Work instructions:
Output all of the data below exactly as given.
— begin —
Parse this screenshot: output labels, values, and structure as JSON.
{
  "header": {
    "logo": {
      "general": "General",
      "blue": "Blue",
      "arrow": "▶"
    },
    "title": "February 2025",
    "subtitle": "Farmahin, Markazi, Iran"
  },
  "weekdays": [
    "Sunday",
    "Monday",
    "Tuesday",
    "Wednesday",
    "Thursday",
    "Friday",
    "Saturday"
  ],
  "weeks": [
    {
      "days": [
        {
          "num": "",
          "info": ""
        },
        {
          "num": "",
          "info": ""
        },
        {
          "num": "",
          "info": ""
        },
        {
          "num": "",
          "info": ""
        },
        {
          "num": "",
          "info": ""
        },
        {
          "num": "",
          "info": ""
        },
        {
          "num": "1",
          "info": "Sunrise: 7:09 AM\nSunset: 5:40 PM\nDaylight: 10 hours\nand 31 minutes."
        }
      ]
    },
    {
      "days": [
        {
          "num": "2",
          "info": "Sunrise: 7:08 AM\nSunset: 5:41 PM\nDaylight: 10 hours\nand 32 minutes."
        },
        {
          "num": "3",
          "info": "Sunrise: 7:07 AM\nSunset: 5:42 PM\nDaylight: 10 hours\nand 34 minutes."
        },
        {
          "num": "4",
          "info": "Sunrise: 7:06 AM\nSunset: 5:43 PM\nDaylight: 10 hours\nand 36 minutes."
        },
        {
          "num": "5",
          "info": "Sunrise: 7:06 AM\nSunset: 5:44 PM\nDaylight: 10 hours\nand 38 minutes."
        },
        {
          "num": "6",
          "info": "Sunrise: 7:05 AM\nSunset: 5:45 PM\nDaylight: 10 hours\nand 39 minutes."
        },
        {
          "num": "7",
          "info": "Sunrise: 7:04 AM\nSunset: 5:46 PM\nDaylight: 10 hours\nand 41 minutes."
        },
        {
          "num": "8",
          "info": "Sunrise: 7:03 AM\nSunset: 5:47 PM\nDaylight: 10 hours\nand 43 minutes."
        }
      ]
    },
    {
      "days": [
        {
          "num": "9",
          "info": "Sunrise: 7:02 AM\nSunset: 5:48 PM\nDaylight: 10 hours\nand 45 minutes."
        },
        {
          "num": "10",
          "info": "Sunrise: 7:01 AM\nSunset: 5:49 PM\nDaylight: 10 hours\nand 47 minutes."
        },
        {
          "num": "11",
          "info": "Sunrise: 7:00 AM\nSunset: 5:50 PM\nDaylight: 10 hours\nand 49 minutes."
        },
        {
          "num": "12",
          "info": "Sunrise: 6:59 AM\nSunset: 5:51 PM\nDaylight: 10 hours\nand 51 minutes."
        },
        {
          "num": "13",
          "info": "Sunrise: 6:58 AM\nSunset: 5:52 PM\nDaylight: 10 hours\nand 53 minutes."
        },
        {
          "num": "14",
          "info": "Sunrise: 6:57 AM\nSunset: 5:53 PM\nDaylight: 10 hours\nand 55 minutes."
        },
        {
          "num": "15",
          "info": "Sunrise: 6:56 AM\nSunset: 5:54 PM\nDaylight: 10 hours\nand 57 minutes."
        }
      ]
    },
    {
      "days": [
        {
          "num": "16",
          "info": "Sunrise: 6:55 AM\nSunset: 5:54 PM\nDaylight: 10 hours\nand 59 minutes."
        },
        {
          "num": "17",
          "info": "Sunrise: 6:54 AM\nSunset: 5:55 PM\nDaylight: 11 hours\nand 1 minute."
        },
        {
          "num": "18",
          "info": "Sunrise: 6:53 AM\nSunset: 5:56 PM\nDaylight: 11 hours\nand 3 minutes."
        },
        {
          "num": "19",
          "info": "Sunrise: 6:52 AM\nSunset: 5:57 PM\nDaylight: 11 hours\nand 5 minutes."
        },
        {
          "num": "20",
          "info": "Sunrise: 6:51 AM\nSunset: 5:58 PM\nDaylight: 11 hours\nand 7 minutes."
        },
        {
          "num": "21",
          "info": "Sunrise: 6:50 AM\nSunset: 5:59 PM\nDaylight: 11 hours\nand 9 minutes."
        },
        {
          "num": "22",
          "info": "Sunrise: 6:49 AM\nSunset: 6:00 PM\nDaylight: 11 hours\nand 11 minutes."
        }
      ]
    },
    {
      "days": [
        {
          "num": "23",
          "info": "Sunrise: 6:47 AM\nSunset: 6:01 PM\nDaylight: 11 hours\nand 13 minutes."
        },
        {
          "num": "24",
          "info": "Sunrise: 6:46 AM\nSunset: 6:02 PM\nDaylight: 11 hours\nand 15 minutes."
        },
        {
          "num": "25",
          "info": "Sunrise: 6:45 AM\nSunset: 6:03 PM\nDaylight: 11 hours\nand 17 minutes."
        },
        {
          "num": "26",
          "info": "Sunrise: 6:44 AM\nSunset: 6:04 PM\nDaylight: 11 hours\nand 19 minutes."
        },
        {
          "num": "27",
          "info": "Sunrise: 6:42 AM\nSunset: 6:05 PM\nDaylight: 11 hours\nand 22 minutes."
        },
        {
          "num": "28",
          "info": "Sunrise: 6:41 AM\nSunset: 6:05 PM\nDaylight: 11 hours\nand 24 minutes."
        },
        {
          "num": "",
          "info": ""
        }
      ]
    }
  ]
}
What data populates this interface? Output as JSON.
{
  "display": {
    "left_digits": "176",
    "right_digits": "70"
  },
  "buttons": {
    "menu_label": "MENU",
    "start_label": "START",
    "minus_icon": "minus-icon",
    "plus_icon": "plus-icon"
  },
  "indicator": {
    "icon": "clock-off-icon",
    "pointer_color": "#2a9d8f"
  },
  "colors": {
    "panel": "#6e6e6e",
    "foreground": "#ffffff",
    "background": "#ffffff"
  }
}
— end —
Output of the task:
Parse this screenshot: output labels, values, and structure as JSON.
{
  "header": {
    "logo": {
      "general": "General",
      "blue": "Blue",
      "arrow": "▶"
    },
    "title": "February 2025",
    "subtitle": "Farmahin, Markazi, Iran"
  },
  "weekdays": [
    "Sunday",
    "Monday",
    "Tuesday",
    "Wednesday",
    "Thursday",
    "Friday",
    "Saturday"
  ],
  "weeks": [
    {
      "days": [
        {
          "num": "",
          "info": ""
        },
        {
          "num": "",
          "info": ""
        },
        {
          "num": "",
          "info": ""
        },
        {
          "num": "",
          "info": ""
        },
        {
          "num": "",
          "info": ""
        },
        {
          "num": "",
          "info": ""
        },
        {
          "num": "1",
          "info": "Sunrise: 7:09 AM\nSunset: 5:40 PM\nDaylight: 10 hours\nand 31 minutes."
        }
      ]
    },
    {
      "days": [
        {
          "num": "2",
          "info": "Sunrise: 7:08 AM\nSunset: 5:41 PM\nDaylight: 10 hours\nand 32 minutes."
        },
        {
          "num": "3",
          "info": "Sunrise: 7:07 AM\nSunset: 5:42 PM\nDaylight: 10 hours\nand 34 minutes."
        },
        {
          "num": "4",
          "info": "Sunrise: 7:06 AM\nSunset: 5:43 PM\nDaylight: 10 hours\nand 36 minutes."
        },
        {
          "num": "5",
          "info": "Sunrise: 7:06 AM\nSunset: 5:44 PM\nDaylight: 10 hours\nand 38 minutes."
        },
        {
          "num": "6",
          "info": "Sunrise: 7:05 AM\nSunset: 5:45 PM\nDaylight: 10 hours\nand 39 minutes."
        },
        {
          "num": "7",
          "info": "Sunrise: 7:04 AM\nSunset: 5:46 PM\nDaylight: 10 hours\nand 41 minutes."
        },
        {
          "num": "8",
          "info": "Sunrise: 7:03 AM\nSunset: 5:47 PM\nDaylight: 10 hours\nand 43 minutes."
        }
      ]
    },
    {
      "days": [
        {
          "num": "9",
          "info": "Sunrise: 7:02 AM\nSunset: 5:48 PM\nDaylight: 10 hours\nand 45 minutes."
        },
        {
          "num": "10",
          "info": "Sunrise: 7:01 AM\nSunset: 5:49 PM\nDaylight: 10 hours\nand 47 minutes."
        },
        {
          "num": "11",
          "info": "Sunrise: 7:00 AM\nSunset: 5:50 PM\nDaylight: 10 hours\nand 49 minutes."
        },
        {
          "num": "12",
          "info": "Sunrise: 6:59 AM\nSunset: 5:51 PM\nDaylight: 10 hours\nand 51 minutes."
        },
        {
          "num": "13",
          "info": "Sunrise: 6:58 AM\nSunset: 5:52 PM\nDaylight: 10 hours\nand 53 minutes."
        },
        {
          "num": "14",
          "info": "Sunrise: 6:57 AM\nSunset: 5:53 PM\nDaylight: 10 hours\nand 55 minutes."
        },
        {
          "num": "15",
          "info": "Sunrise: 6:56 AM\nSunset: 5:54 PM\nDaylight: 10 hours\nand 57 minutes."
        }
      ]
    },
    {
      "days": [
        {
          "num": "16",
          "info": "Sunrise: 6:55 AM\nSunset: 5:54 PM\nDaylight: 10 hours\nand 59 minutes."
        },
        {
          "num": "17",
          "info": "Sunrise: 6:54 AM\nSunset: 5:55 PM\nDaylight: 11 hours\nand 1 minute."
        },
        {
          "num": "18",
          "info": "Sunrise: 6:53 AM\nSunset: 5:56 PM\nDaylight: 11 hours\nand 3 minutes."
        },
        {
          "num": "19",
          "info": "Sunrise: 6:52 AM\nSunset: 5:57 PM\nDaylight: 11 hours\nand 5 minutes."
        },
        {
          "num": "20",
          "info": "Sunrise: 6:51 AM\nSunset: 5:58 PM\nDaylight: 11 hours\nand 7 minutes."
        },
        {
          "num": "21",
          "info": "Sunrise: 6:50 AM\nSunset: 5:59 PM\nDaylight: 11 hours\nand 9 minutes."
        },
        {
          "num": "22",
          "info": "Sunrise: 6:49 AM\nSunset: 6:00 PM\nDaylight: 11 hours\nand 11 minutes."
        }
      ]
    },
    {
      "days": [
        {
          "num": "23",
          "info": "Sunrise: 6:47 AM\nSunset: 6:01 PM\nDaylight: 11 hours\nand 13 minutes."
        },
        {
          "num": "24",
          "info": "Sunrise: 6:46 AM\nSunset: 6:02 PM\nDaylight: 11 hours\nand 15 minutes."
        },
        {
          "num": "25",
          "info": "Sunrise: 6:45 AM\nSunset: 6:03 PM\nDaylight: 11 hours\nand 17 minutes."
        },
        {
          "num": "26",
          "info": "Sunrise: 6:44 AM\nSunset: 6:04 PM\nDaylight: 11 hours\nand 19 minutes."
        },
        {
          "num": "27",
          "info": "Sunrise: 6:42 AM\nSunset: 6:05 PM\nDaylight: 11 hours\nand 22 minutes."
        },
        {
          "num": "28",
          "info": "Sunrise: 6:41 AM\nSunset: 6:05 PM\nDaylight: 11 hours\nand 24 minutes."
        },
        {
          "num": "",
          "info": ""
        }
      ]
    }
  ]
}
What data populates this interface? Output as JSON.
{
  "display": {
    "left_digits": "176",
    "right_digits": "70"
  },
  "buttons": {
    "menu_label": "MENU",
    "start_label": "START",
    "minus_icon": "minus-icon",
    "plus_icon": "plus-icon"
  },
  "indicator": {
    "icon": "clock-off-icon",
    "pointer_color": "#2a9d8f"
  },
  "colors": {
    "panel": "#6e6e6e",
    "foreground": "#ffffff",
    "background": "#ffffff"
  }
}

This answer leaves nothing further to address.